Kutipan Bacaan:
-.-.-
Adapun yang tidak memenuhi persyaratan dukungan dari Partai Nasdem yang ditandatangani oleh Nining Indra Saleh sebagai Wakil Sekjen Bidang Umum & Kesekretariatan ada di daerah Kabupaten Maluku Tengah, Kabupaten Lanny Jaya, Kabupaten Bombana, Kabupaten Aceh Barat Daya, Kabupaten Lembata, Kabupaten Sarolangun, Kota Jayapura, Kabupaten Mappi, Kota Cimahi, Kabupaten Yapen, Kabupaten Sorong, Kota Sorong, Kabupaten Kotawaringin, Kabupaten Tapanuli, Kabupaten Banjarnegara, Kota Pekanbaru, Kabupaten Banyuasin, Provinsi Banten,Provinsi Aceh, Kabupaten Landak dan Provinsi DKI Jakarta.
-.-.-
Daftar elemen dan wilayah
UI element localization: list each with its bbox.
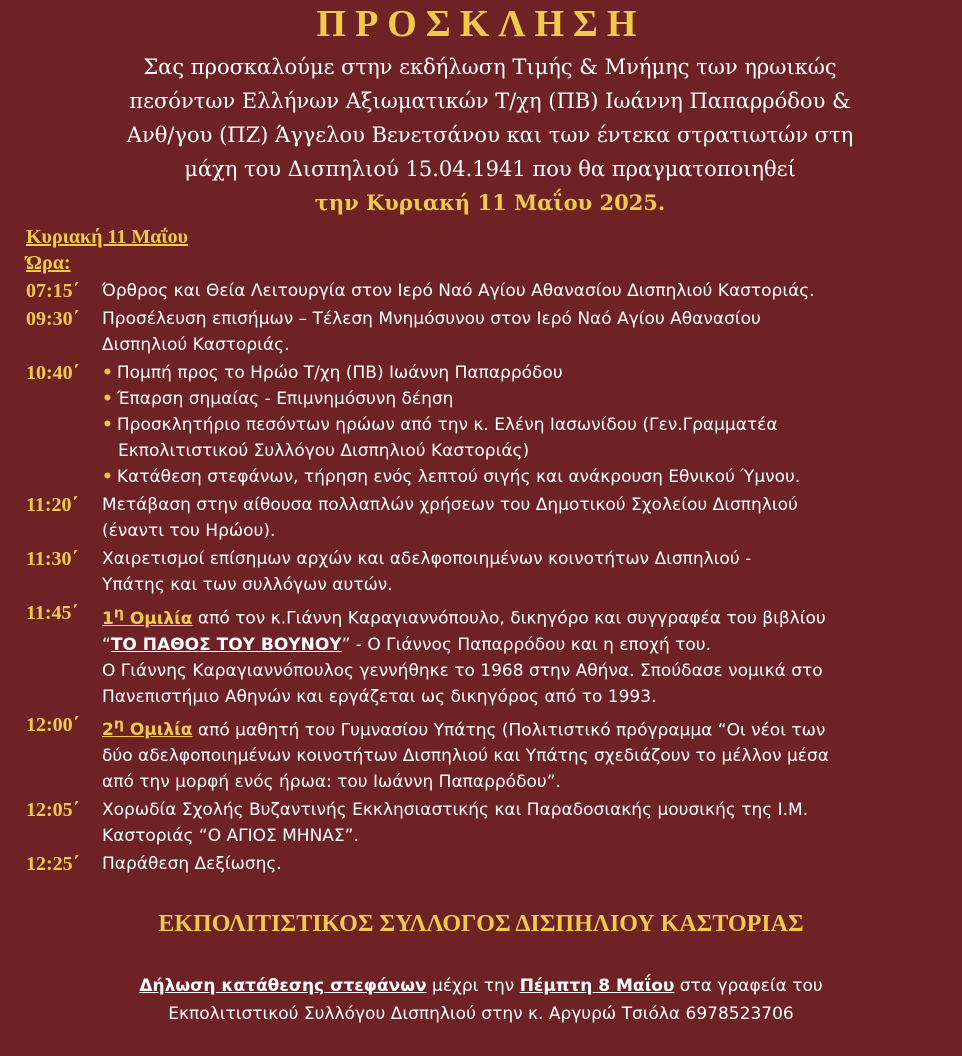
schedule-text: Παράθεση Δεξίωσης. [102, 854, 282, 875]
schedule-text [102, 712, 946, 744]
schedule-text: Πανεπιστήμιο Αθηνών και εργάζεται ως δικηγόρος από το 1993. [102, 686, 657, 707]
bullet-icon: • [102, 467, 113, 487]
bullet-icon: • [102, 389, 113, 409]
talk-description: από μαθητή του Γυμνασίου Υπάτης (Πολιτιστικό πρόγραμμα “Οι νέοι των [197, 720, 826, 741]
event-date: την Κυριακή 11 Μαΐου 2025. [314, 190, 666, 215]
schedule-text: Δισπηλιού Καστοριάς. [102, 335, 290, 355]
schedule-row [26, 278, 946, 304]
schedule-row [26, 851, 946, 877]
talk-word: Ομιλία [129, 608, 193, 629]
schedule-text [102, 600, 946, 632]
talk-number: 2 [102, 720, 114, 741]
schedule-time: 12:25΄ [26, 853, 80, 876]
ceremony-list [102, 360, 946, 490]
talk-ordinal: η [113, 716, 124, 733]
intro-paragraph [60, 50, 920, 220]
talk-ordinal: η [113, 605, 124, 621]
schedule-row [26, 360, 946, 490]
schedule-text: Καστοριάς “Ο ΑΓΙΟΣ ΜΗΝΑΣ”. [102, 826, 359, 847]
list-item-text: Εκπολιτιστικού Συλλόγου Δισπηλιού Καστοριάς) [118, 441, 530, 461]
intro-line: μάχη του Δισπηλιού 15.04.1941 που θα πραγματοποιηθεί [184, 157, 796, 181]
schedule-time: 12:00΄ [26, 713, 80, 736]
schedule-text: δύο αδελφοποιημένων κοινοτήτων Δισπηλιού και Υπάτης σχεδιάζουν το μέλλον μέσα [102, 746, 829, 767]
schedule-text: Όρθρος και Θεία Λειτουργία στον Ιερό Ναό Αγίου Αθανασίου Δισπηλιού Καστοριάς. [102, 281, 815, 301]
schedule-row [26, 546, 946, 598]
organizer-name: ΕΚΠΟΛΙΤΙΣΤΙΚΟΣ ΣΥΛΛΟΓΟΣ ΔΙΣΠΗΛΙΟΥ ΚΑΣΤΟΡΙΑΣ [158, 911, 804, 937]
schedule-row [26, 492, 946, 544]
schedule-row [26, 712, 946, 796]
talk-label [102, 716, 193, 741]
footer-notice [0, 972, 962, 1028]
schedule-time: 09:30΄ [26, 308, 80, 330]
schedule-row [26, 306, 946, 358]
list-item [102, 464, 946, 490]
footer-line [0, 972, 962, 1000]
schedule [26, 278, 946, 879]
schedule-time: 12:05΄ [26, 799, 80, 822]
quote-open: “ [102, 634, 111, 655]
deadline-date: Πέμπτη 8 Μαΐου [519, 976, 675, 996]
talk-description: από τον κ.Γιάννη Καραγιαννόπουλο, δικηγόρο και συγγραφέα του βιβλίου [197, 608, 826, 629]
bullet-icon: • [102, 363, 113, 383]
intro-line: πεσόντων Ελλήνων Αξιωματικών Τ/χη (ΠΒ) Ιωάννη Παπαρρόδου & [129, 89, 851, 113]
hour-label: Ώρα: [26, 252, 71, 274]
schedule-text: Ο Γιάννης Καραγιαννόπουλος γεννήθηκε το 1968 στην Αθήνα. Σπούδασε νομικά στο [102, 660, 823, 681]
footer-text: στα γραφεία του [674, 976, 823, 996]
list-item [102, 412, 946, 464]
schedule-text: (έναντι του Ηρώου). [102, 521, 276, 541]
bullet-icon: • [102, 415, 113, 435]
schedule-time: 11:20΄ [26, 494, 79, 516]
list-item [102, 386, 946, 412]
talk-label [102, 605, 193, 629]
schedule-text: από την μορφή ενός ήρωα: του Ιωάννη Παπαρρόδου”. [102, 772, 561, 793]
schedule-text: Χαιρετισμοί επίσημων αρχών και αδελφοποιημένων κοινοτήτων Δισπηλιού - [102, 549, 752, 569]
schedule-text: Μετάβαση στην αίθουσα πολλαπλών χρήσεων του Δημοτικού Σχολείου Δισπηλιού [102, 495, 798, 515]
wreath-notice: Δήλωση κατάθεσης στεφάνων [139, 976, 427, 996]
intro-line: Ανθ/γου (ΠΖ) Άγγελου Βενετσάνου και των έντεκα στρατιωτών στη [126, 123, 854, 147]
book-subtitle: ” - Ο Γιάννος Παπαρρόδου και η εποχή του. [341, 634, 712, 655]
talk-word: Ομιλία [129, 720, 193, 741]
schedule-time: 07:15΄ [26, 280, 80, 302]
talk-number: 1 [102, 608, 114, 629]
list-item [102, 360, 946, 386]
list-item-text: Προσκλητήριο πεσόντων ηρώων από την κ. Ελένη Ιασωνίδου (Γεν.Γραμματέα [116, 415, 778, 435]
schedule-row [26, 600, 946, 710]
invitation-title: ΠΡΟΣΚΛΗΣΗ [316, 3, 646, 45]
book-title: ΤΟ ΠΑΘΟΣ ΤΟΥ ΒΟΥΝΟΥ [110, 634, 342, 655]
intro-line: Σας προσκαλούμε στην εκδήλωση Τιμής & Μνήμης των ηρωικώς [143, 55, 837, 79]
schedule-text: Υπάτης και των συλλόγων αυτών. [102, 575, 393, 595]
schedule-time: 10:40΄ [26, 362, 80, 384]
schedule-text: Χορωδία Σχολής Βυζαντινής Εκκλησιαστικής και Παραδοσιακής μουσικής της Ι.Μ. [102, 800, 809, 821]
list-item-text: Έπαρση σημαίας - Επιμνημόσυνη δέηση [116, 389, 454, 409]
schedule-text [102, 632, 946, 658]
footer-text: μέχρι την [426, 976, 520, 996]
schedule-time: 11:30΄ [26, 548, 79, 570]
list-item-text: Πομπή προς το Ηρώο Τ/χη (ΠΒ) Ιωάννη Παπαρρόδου [116, 363, 563, 383]
day-label: Κυριακή 11 Μαΐου [26, 226, 188, 248]
schedule-time: 11:45΄ [26, 602, 79, 624]
list-item-text: Κατάθεση στεφάνων, τήρηση ενός λεπτού σιγής και ανάκρουση Εθνικού Ύμνου. [116, 467, 801, 487]
schedule-row [26, 797, 946, 849]
contact-line: Εκπολιτιστικού Συλλόγου Δισπηλιού στην κ. Αργυρώ Τσιόλα 6978523706 [168, 1004, 794, 1024]
schedule-text: Προσέλευση επισήμων – Τέλεση Μνημόσυνου στον Ιερό Ναό Αγίου Αθανασίου [102, 309, 761, 329]
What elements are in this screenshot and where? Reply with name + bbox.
-.-.-
Daftar Tugas:
[A] Dalam kutipan tentang dukungan Partai Nasdem, siapa penanda tangan dukungan itu dan apa jabatannya?
[B] Ubah entri yang dimulai pada baris berisi "schedule-text: Παράθεση Δεξίωσης." dan berakhir pada baris berisi "schedule-row [26, 360, 946, 490]" dengan mengganti "bullet-icon" menjadi "bullet-symbol", tanpa perubahan lain. Tuliskan hanya baris-baris tersebut.

Jawaban Berurutan:
[A] Nining Indra Saleh, Wakil Sekjen Bidang Umum & Kesekretariatan.

[B]
schedule-text: Παράθεση Δεξίωσης. [102, 854, 282, 875]
schedule-text [102, 712, 946, 744]
schedule-text: Πανεπιστήμιο Αθηνών και εργάζεται ως δικηγόρος από το 1993. [102, 686, 657, 707]
bullet-symbol: • [102, 467, 113, 487]
bullet-symbol: • [102, 389, 113, 409]
talk-description: από μαθητή του Γυμνασίου Υπάτης (Πολιτιστικό πρόγραμμα “Οι νέοι των [197, 720, 826, 741]
event-date: την Κυριακή 11 Μαΐου 2025. [314, 190, 666, 215]
schedule-text: Δισπηλιού Καστοριάς. [102, 335, 290, 355]
schedule-row [26, 278, 946, 304]
schedule-row [26, 851, 946, 877]
talk-word: Ομιλία [129, 608, 193, 629]
schedule-text [102, 600, 946, 632]
talk-number: 2 [102, 720, 114, 741]
schedule-time: 12:25΄ [26, 853, 80, 876]
ceremony-list [102, 360, 946, 490]
talk-ordinal: η [113, 716, 124, 733]
intro-paragraph [60, 50, 920, 220]
talk-ordinal: η [113, 605, 124, 621]
schedule-row [26, 360, 946, 490]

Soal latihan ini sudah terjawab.